▸ What you are asked to do: How many lines in the listing below include the word "type"? Answer with the number and nothing else.

▸ Records to process:
-- begin --

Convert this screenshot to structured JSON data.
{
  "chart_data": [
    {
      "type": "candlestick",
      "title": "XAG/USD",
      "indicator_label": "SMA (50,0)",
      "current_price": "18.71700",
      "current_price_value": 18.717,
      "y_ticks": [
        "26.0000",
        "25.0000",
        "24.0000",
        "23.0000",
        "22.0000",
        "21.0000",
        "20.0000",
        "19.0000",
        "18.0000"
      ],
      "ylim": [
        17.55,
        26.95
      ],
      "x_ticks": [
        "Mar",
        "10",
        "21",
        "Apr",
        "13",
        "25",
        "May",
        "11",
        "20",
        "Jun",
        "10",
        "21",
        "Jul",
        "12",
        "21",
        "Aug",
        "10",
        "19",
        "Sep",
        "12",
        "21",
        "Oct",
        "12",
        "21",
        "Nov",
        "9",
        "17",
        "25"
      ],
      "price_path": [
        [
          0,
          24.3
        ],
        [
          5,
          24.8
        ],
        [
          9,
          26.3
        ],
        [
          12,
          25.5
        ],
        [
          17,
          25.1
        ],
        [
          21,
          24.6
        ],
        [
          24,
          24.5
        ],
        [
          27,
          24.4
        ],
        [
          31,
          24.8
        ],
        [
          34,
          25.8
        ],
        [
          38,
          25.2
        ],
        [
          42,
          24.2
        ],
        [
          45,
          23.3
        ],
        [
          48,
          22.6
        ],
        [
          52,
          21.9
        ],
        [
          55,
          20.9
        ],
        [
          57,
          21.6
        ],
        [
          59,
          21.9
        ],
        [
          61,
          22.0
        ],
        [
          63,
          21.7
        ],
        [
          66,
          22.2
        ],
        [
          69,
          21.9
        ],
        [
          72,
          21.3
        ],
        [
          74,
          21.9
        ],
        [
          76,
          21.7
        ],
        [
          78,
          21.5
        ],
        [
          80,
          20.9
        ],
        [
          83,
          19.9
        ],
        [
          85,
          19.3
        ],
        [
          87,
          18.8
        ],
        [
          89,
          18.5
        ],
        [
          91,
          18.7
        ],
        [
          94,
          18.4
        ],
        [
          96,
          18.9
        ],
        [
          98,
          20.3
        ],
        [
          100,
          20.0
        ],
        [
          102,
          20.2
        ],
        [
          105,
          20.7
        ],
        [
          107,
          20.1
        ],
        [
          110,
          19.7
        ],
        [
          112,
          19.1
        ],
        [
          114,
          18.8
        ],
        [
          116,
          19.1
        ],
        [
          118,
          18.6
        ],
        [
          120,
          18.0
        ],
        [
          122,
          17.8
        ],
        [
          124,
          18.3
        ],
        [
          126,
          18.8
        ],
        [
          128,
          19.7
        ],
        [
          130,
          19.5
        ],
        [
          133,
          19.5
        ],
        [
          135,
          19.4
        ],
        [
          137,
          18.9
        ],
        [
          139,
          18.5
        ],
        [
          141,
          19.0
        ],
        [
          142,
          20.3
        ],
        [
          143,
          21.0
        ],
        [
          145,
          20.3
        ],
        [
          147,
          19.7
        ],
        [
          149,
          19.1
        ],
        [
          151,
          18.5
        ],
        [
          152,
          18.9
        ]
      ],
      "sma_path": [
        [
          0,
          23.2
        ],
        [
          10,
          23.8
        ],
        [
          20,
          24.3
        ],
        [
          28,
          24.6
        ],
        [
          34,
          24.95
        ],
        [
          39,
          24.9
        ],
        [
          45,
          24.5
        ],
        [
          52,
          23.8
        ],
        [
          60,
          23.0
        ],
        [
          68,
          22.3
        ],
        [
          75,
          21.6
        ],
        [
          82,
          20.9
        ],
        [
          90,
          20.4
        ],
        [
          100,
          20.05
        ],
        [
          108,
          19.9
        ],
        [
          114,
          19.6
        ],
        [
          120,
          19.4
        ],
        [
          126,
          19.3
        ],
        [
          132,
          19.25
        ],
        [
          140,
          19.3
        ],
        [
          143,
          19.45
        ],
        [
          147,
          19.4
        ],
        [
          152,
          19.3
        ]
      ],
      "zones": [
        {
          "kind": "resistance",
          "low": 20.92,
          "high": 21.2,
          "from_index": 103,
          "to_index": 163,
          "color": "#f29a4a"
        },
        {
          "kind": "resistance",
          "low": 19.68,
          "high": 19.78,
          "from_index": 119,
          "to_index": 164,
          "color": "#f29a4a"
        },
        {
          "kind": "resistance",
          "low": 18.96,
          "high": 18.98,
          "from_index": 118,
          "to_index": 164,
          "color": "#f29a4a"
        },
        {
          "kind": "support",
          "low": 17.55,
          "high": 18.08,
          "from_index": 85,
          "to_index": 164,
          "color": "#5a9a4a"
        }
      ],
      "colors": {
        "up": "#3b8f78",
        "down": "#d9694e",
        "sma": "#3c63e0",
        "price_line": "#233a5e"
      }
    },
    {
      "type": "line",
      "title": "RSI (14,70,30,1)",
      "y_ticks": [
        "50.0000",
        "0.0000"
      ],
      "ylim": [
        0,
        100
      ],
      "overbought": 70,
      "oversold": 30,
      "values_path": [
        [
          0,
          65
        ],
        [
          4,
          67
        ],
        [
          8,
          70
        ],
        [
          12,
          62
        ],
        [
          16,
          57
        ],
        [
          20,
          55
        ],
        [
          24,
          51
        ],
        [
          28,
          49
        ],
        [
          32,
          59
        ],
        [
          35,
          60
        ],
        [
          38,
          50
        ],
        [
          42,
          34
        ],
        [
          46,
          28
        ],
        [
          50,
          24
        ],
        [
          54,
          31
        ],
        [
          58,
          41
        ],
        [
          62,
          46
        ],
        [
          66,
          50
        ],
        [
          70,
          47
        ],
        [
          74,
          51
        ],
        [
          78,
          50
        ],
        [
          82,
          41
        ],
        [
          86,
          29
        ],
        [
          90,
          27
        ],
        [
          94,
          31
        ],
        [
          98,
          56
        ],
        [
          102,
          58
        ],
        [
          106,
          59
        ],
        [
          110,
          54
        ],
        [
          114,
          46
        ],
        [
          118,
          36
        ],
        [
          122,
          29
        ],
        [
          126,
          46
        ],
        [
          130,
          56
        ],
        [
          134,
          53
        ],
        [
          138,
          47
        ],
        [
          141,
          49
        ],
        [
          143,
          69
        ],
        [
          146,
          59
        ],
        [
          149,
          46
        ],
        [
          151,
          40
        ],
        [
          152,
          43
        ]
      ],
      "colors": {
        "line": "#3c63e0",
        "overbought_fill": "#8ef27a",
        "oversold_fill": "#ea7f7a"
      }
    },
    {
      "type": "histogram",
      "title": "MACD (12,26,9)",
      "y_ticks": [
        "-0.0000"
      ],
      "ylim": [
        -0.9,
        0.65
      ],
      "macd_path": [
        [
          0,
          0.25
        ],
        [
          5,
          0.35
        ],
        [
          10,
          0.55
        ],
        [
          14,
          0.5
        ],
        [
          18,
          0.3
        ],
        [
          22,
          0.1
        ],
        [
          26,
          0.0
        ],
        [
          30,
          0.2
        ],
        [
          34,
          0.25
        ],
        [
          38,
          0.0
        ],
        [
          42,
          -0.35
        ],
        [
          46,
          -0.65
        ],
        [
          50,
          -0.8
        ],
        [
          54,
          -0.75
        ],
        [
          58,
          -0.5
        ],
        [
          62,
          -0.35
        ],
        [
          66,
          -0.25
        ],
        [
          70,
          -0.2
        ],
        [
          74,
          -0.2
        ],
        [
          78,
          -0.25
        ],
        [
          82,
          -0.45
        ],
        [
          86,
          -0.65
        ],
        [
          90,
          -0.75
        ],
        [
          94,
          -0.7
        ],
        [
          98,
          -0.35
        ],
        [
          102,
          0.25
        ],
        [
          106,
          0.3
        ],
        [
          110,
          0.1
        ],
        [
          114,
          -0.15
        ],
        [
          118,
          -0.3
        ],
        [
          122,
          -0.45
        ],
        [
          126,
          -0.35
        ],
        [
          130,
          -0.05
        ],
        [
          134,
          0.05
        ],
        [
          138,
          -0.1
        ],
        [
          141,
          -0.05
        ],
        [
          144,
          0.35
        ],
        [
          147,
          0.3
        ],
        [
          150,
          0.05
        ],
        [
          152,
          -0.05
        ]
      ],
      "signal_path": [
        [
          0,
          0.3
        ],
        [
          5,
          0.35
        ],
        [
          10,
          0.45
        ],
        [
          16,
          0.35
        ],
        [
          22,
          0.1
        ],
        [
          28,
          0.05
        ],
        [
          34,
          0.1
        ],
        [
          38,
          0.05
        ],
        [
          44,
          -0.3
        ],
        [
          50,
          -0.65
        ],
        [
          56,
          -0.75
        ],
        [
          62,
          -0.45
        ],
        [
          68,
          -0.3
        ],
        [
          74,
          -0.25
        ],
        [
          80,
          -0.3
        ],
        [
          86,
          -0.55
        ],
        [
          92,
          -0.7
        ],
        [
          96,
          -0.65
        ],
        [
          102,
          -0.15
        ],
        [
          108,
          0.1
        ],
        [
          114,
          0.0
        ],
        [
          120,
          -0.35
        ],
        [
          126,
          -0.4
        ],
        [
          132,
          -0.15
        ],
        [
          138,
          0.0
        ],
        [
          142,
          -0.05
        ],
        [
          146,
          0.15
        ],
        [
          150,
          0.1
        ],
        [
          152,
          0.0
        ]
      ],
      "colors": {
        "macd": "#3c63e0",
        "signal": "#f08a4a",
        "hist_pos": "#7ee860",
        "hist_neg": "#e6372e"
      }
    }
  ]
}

-- end --

▸ Answer for this exercise: 3